#### [WHAT YOU NEED TO DO]
Of the lines in the records that follow, how many include the word "Vyhledávání"? Answer with a bare number.

===== INPUT FOR THIS TASK

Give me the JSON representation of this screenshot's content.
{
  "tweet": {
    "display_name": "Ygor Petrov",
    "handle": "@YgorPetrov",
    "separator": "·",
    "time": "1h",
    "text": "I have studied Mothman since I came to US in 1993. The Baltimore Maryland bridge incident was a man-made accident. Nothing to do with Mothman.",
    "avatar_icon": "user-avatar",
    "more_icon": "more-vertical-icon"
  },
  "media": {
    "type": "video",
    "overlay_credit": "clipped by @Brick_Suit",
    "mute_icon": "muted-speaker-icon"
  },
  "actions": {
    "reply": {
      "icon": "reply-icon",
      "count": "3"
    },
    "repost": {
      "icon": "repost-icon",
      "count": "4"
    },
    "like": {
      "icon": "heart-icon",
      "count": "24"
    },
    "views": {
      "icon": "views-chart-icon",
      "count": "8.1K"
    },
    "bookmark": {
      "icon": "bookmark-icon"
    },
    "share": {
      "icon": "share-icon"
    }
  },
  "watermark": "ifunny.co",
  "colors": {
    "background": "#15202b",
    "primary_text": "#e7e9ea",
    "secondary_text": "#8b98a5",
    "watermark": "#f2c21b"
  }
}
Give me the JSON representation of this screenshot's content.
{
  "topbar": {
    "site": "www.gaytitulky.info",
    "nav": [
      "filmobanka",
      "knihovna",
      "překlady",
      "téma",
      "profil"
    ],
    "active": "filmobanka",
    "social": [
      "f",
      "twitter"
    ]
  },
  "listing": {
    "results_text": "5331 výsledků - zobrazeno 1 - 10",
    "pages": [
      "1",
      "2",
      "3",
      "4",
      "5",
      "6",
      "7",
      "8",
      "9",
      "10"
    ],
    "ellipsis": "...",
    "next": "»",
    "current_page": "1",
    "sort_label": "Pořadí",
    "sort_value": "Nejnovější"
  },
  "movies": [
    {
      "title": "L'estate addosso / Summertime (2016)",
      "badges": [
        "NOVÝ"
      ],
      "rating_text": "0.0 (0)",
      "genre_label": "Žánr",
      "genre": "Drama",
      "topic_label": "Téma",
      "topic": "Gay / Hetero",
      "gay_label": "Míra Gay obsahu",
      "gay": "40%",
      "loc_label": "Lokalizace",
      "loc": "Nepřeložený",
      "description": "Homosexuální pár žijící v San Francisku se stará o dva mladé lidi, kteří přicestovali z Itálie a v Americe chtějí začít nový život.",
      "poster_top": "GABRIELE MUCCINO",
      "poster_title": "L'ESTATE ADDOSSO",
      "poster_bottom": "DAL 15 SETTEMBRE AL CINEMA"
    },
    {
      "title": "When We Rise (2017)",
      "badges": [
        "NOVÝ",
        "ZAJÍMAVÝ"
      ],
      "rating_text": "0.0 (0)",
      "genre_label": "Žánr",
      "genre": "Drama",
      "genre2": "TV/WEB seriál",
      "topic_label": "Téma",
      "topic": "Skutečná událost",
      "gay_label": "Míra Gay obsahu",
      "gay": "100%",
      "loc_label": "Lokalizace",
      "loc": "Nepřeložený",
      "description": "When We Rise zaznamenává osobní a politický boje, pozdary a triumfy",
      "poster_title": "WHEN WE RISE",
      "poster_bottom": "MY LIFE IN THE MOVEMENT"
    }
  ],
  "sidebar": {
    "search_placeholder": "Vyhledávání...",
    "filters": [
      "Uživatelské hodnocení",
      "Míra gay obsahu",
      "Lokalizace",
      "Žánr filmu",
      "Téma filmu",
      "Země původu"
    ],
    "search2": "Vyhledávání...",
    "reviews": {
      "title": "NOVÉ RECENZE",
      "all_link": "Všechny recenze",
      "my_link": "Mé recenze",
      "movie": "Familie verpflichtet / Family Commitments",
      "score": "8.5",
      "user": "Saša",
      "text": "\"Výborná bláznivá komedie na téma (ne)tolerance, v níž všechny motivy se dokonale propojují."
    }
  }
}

==========

#### [ANSWER FOR THE TASK]
2